=== Problem details ===
Provide only the number of lines in the data below that contain the string "frac".

(Records from a collection)
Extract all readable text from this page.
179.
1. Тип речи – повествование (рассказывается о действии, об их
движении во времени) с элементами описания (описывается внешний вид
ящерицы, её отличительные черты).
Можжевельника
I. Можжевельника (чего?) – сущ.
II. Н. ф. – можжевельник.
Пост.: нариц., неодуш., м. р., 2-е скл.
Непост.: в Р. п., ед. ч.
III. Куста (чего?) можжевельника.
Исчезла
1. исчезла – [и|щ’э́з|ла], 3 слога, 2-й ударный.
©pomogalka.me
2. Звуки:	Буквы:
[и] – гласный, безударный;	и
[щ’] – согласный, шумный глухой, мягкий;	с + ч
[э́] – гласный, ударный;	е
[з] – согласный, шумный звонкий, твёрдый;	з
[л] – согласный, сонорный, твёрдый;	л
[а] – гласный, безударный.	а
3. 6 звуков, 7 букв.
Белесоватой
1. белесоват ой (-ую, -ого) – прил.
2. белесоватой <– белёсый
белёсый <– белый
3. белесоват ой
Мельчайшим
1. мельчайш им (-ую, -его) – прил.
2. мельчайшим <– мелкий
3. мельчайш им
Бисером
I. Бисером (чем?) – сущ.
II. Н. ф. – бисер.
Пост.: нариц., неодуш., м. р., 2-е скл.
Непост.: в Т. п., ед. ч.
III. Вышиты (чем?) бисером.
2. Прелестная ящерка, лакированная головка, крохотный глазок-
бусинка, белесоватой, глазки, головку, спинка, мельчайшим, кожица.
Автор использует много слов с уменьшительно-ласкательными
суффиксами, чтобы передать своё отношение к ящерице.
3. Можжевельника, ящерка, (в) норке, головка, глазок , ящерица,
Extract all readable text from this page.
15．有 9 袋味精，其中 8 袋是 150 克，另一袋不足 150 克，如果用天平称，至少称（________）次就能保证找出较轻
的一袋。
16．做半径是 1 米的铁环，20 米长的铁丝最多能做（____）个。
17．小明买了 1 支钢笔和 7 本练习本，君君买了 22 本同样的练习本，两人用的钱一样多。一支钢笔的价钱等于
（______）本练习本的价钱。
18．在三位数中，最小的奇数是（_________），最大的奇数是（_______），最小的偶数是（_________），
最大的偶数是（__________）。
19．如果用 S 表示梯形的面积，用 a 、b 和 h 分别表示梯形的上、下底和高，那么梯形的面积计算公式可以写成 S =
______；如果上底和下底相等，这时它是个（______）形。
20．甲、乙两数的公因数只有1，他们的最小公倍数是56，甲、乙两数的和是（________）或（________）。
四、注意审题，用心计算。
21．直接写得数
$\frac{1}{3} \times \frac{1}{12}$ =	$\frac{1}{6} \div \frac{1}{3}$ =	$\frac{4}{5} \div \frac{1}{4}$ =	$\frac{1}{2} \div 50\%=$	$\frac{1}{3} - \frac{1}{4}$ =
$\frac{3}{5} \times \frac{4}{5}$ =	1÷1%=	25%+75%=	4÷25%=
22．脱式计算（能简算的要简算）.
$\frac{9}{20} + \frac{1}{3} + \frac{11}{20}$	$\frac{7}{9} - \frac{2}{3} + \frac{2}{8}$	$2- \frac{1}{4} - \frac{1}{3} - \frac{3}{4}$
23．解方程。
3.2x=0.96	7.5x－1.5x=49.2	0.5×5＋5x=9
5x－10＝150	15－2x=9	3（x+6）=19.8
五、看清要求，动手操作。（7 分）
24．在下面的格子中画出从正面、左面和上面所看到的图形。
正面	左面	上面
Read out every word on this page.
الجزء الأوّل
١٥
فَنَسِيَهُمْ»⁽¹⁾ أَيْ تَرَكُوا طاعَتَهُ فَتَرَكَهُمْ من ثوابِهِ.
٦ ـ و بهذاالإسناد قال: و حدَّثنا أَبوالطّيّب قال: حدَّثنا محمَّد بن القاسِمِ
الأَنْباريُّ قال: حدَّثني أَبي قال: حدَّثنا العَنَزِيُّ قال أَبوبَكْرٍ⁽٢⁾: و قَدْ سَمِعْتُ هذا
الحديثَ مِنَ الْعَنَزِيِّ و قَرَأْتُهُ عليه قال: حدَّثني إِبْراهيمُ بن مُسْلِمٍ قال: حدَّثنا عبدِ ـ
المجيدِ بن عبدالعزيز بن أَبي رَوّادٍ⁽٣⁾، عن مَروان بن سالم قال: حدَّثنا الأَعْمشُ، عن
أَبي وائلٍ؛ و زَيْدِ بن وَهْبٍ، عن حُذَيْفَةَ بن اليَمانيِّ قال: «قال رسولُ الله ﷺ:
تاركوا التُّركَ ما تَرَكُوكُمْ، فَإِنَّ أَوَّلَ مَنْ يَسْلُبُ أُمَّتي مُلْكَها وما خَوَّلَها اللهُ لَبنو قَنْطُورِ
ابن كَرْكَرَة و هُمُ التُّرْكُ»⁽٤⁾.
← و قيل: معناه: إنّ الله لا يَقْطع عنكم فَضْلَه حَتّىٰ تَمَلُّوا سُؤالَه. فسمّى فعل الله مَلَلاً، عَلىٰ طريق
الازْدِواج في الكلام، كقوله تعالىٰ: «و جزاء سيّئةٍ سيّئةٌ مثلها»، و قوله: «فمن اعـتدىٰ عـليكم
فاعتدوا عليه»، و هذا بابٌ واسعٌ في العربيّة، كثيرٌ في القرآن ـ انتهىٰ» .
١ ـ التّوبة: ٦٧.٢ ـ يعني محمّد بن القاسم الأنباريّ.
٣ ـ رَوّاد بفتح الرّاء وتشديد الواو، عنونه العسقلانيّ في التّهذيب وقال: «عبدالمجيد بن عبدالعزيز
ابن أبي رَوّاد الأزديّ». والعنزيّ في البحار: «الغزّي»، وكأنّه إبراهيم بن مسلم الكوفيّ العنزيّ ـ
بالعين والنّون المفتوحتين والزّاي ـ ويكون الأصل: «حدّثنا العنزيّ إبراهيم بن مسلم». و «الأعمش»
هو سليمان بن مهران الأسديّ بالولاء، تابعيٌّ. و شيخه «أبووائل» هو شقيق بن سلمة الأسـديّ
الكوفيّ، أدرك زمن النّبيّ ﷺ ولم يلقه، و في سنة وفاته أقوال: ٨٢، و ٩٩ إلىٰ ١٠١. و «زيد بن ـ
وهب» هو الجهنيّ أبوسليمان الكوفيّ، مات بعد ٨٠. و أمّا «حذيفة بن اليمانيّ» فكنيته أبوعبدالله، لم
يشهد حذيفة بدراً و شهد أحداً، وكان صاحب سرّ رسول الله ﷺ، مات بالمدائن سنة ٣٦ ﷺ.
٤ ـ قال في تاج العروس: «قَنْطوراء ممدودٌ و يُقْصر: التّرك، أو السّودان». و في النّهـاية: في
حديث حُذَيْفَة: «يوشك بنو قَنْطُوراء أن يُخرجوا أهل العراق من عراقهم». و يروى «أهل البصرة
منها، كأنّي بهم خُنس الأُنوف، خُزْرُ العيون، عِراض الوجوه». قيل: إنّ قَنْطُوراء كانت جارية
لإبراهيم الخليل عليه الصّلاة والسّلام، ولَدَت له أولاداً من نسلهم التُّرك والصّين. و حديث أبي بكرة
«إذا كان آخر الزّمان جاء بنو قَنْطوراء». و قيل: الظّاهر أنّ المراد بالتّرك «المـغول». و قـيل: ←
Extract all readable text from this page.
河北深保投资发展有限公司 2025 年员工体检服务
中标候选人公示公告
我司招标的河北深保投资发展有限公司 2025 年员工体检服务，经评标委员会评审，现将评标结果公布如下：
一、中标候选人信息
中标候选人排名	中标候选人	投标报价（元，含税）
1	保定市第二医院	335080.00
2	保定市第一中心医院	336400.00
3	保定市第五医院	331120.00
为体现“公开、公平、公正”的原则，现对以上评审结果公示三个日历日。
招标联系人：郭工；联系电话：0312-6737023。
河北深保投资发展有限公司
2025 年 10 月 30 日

=== Solution to this problem ===
3